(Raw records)
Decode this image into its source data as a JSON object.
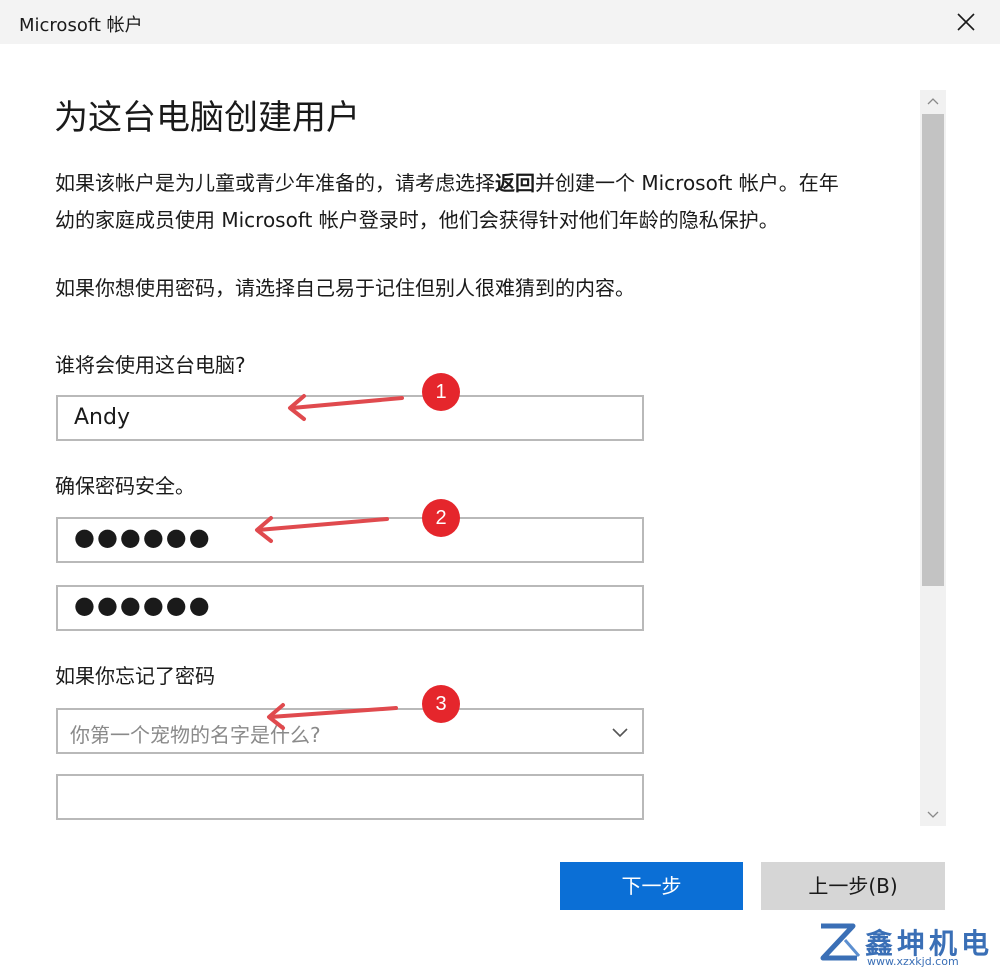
{
  "window": {
    "title": "Microsoft 帐户",
    "close_icon": "close-icon"
  },
  "page": {
    "heading": "为这台电脑创建用户",
    "paragraph1": {
      "before": "如果该帐户是为儿童或青少年准备的，请考虑选择",
      "bold": "返回",
      "after": "并创建一个 Microsoft 帐户。在年",
      "line2": "幼的家庭成员使用 Microsoft 帐户登录时，他们会获得针对他们年龄的隐私保护。"
    },
    "paragraph2": "如果你想使用密码，请选择自己易于记住但别人很难猜到的内容。"
  },
  "form": {
    "who_label": "谁将会使用这台电脑?",
    "username_value": "Andy",
    "password_label": "确保密码安全。",
    "password_value": "●●●●●●",
    "confirm_password_value": "●●●●●●",
    "forgot_label": "如果你忘记了密码",
    "security_question_placeholder": "你第一个宠物的名字是什么?",
    "answer_value": ""
  },
  "buttons": {
    "next": "下一步",
    "back": "上一步(B)"
  },
  "annotations": {
    "badge1": "1",
    "badge2": "2",
    "badge3": "3",
    "color": "#e5262c"
  },
  "watermark": {
    "text": "鑫坤机电",
    "url": "www.xzxkjd.com",
    "color": "#3a6fb6"
  },
  "colors": {
    "accent": "#0b6fd6",
    "titlebar_bg": "#f3f3f3",
    "field_border": "#b9b9b9"
  }
}
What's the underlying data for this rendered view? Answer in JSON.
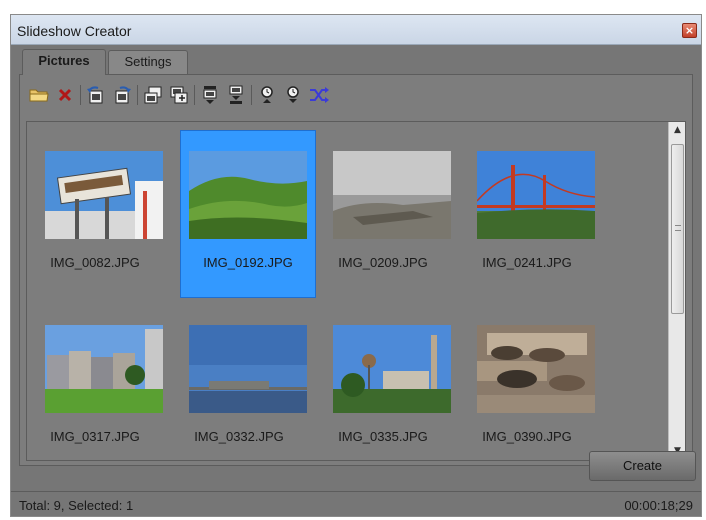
{
  "window": {
    "title": "Slideshow Creator"
  },
  "tabs": [
    {
      "label": "Pictures",
      "active": true
    },
    {
      "label": "Settings",
      "active": false
    }
  ],
  "toolbar": {
    "icons": [
      "folder-icon",
      "delete-icon",
      "rotate-left-icon",
      "rotate-right-icon",
      "move-up-icon",
      "move-down-icon",
      "move-first-icon",
      "move-last-icon",
      "duration-up-icon",
      "duration-down-icon",
      "shuffle-icon"
    ]
  },
  "pictures": [
    {
      "name": "IMG_0082.JPG",
      "selected": false
    },
    {
      "name": "IMG_0192.JPG",
      "selected": true
    },
    {
      "name": "IMG_0209.JPG",
      "selected": false
    },
    {
      "name": "IMG_0241.JPG",
      "selected": false
    },
    {
      "name": "IMG_0317.JPG",
      "selected": false
    },
    {
      "name": "IMG_0332.JPG",
      "selected": false
    },
    {
      "name": "IMG_0335.JPG",
      "selected": false
    },
    {
      "name": "IMG_0390.JPG",
      "selected": false
    }
  ],
  "buttons": {
    "create": "Create"
  },
  "status": {
    "summary": "Total: 9, Selected: 1",
    "duration": "00:00:18;29"
  },
  "colors": {
    "selection": "#3399ff",
    "panel": "#7d7d7d"
  }
}
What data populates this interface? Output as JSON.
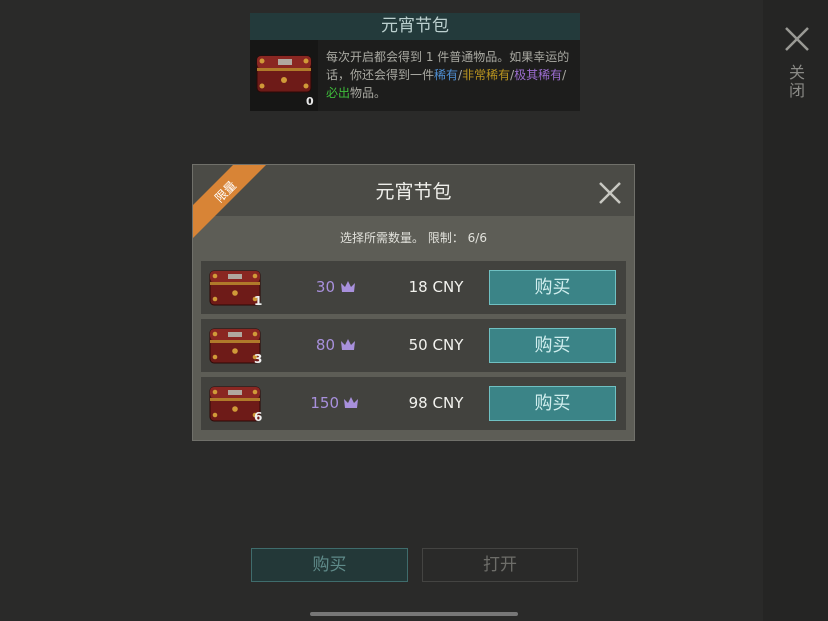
{
  "sidebar": {
    "close_label": "关闭",
    "close_icon": "close-icon"
  },
  "info_card": {
    "title": "元宵节包",
    "item_count": "0",
    "description": {
      "p1": "每次开启都会得到 1 件普通物品。如果幸运的话，你还会得到一件",
      "rare": "稀有",
      "sep1": "/",
      "very_rare": "非常稀有",
      "sep2": "/",
      "extremely_rare": "极其稀有",
      "sep3": "/",
      "must_drop": "必出",
      "p2": "物品。"
    },
    "colors": {
      "rare": "#4f8fd2",
      "very_rare": "#b9941f",
      "extremely_rare": "#9b6ccf",
      "must_drop": "#3fbd3b"
    }
  },
  "modal": {
    "ribbon_label": "限量",
    "title": "元宵节包",
    "subtitle": "选择所需数量。 限制： 6/6",
    "rows": [
      {
        "qty": "1",
        "price": "30",
        "cny": "18 CNY",
        "button": "购买"
      },
      {
        "qty": "3",
        "price": "80",
        "cny": "50 CNY",
        "button": "购买"
      },
      {
        "qty": "6",
        "price": "150",
        "cny": "98 CNY",
        "button": "购买"
      }
    ]
  },
  "bottom": {
    "buy_label": "购买",
    "open_label": "打开"
  }
}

» **Your task**: Pictures in the records above are not copied; print everything else exactly.

» **Solution below**:
Decode this image into its source data as a JSON object.
{
  "window": {
    "title": "Microsoft 帐户",
    "close_icon": "close-icon"
  },
  "page": {
    "heading": "为这台电脑创建用户",
    "paragraph1": {
      "before": "如果该帐户是为儿童或青少年准备的，请考虑选择",
      "bold": "返回",
      "after": "并创建一个 Microsoft 帐户。在年",
      "line2": "幼的家庭成员使用 Microsoft 帐户登录时，他们会获得针对他们年龄的隐私保护。"
    },
    "paragraph2": "如果你想使用密码，请选择自己易于记住但别人很难猜到的内容。"
  },
  "form": {
    "who_label": "谁将会使用这台电脑?",
    "username_value": "Andy",
    "password_label": "确保密码安全。",
    "password_value": "●●●●●●",
    "confirm_password_value": "●●●●●●",
    "forgot_label": "如果你忘记了密码",
    "security_question_placeholder": "你第一个宠物的名字是什么?",
    "answer_value": ""
  },
  "buttons": {
    "next": "下一步",
    "back": "上一步(B)"
  },
  "annotations": {
    "badge1": "1",
    "badge2": "2",
    "badge3": "3",
    "color": "#e5262c"
  },
  "watermark": {
    "text": "鑫坤机电",
    "url": "www.xzxkjd.com",
    "color": "#3a6fb6"
  },
  "colors": {
    "accent": "#0b6fd6",
    "titlebar_bg": "#f3f3f3",
    "field_border": "#b9b9b9"
  }
}
What's the underlying data for this rendered view? Answer in JSON.
{
  "window": {
    "title": "Slideshow Creator"
  },
  "tabs": [
    {
      "label": "Pictures",
      "active": true
    },
    {
      "label": "Settings",
      "active": false
    }
  ],
  "toolbar": {
    "icons": [
      "folder-icon",
      "delete-icon",
      "rotate-left-icon",
      "rotate-right-icon",
      "move-up-icon",
      "move-down-icon",
      "move-first-icon",
      "move-last-icon",
      "duration-up-icon",
      "duration-down-icon",
      "shuffle-icon"
    ]
  },
  "pictures": [
    {
      "name": "IMG_0082.JPG",
      "selected": false
    },
    {
      "name": "IMG_0192.JPG",
      "selected": true
    },
    {
      "name": "IMG_0209.JPG",
      "selected": false
    },
    {
      "name": "IMG_0241.JPG",
      "selected": false
    },
    {
      "name": "IMG_0317.JPG",
      "selected": false
    },
    {
      "name": "IMG_0332.JPG",
      "selected": false
    },
    {
      "name": "IMG_0335.JPG",
      "selected": false
    },
    {
      "name": "IMG_0390.JPG",
      "selected": false
    }
  ],
  "buttons": {
    "create": "Create"
  },
  "status": {
    "summary": "Total: 9, Selected: 1",
    "duration": "00:00:18;29"
  },
  "colors": {
    "selection": "#3399ff",
    "panel": "#7d7d7d"
  }
}
What data populates this interface? Output as JSON.
{
  "sidebar": {
    "close_label": "关闭",
    "close_icon": "close-icon"
  },
  "info_card": {
    "title": "元宵节包",
    "item_count": "0",
    "description": {
      "p1": "每次开启都会得到 1 件普通物品。如果幸运的话，你还会得到一件",
      "rare": "稀有",
      "sep1": "/",
      "very_rare": "非常稀有",
      "sep2": "/",
      "extremely_rare": "极其稀有",
      "sep3": "/",
      "must_drop": "必出",
      "p2": "物品。"
    },
    "colors": {
      "rare": "#4f8fd2",
      "very_rare": "#b9941f",
      "extremely_rare": "#9b6ccf",
      "must_drop": "#3fbd3b"
    }
  },
  "modal": {
    "ribbon_label": "限量",
    "title": "元宵节包",
    "subtitle": "选择所需数量。 限制： 6/6",
    "rows": [
      {
        "qty": "1",
        "price": "30",
        "cny": "18 CNY",
        "button": "购买"
      },
      {
        "qty": "3",
        "price": "80",
        "cny": "50 CNY",
        "button": "购买"
      },
      {
        "qty": "6",
        "price": "150",
        "cny": "98 CNY",
        "button": "购买"
      }
    ]
  },
  "bottom": {
    "buy_label": "购买",
    "open_label": "打开"
  }
}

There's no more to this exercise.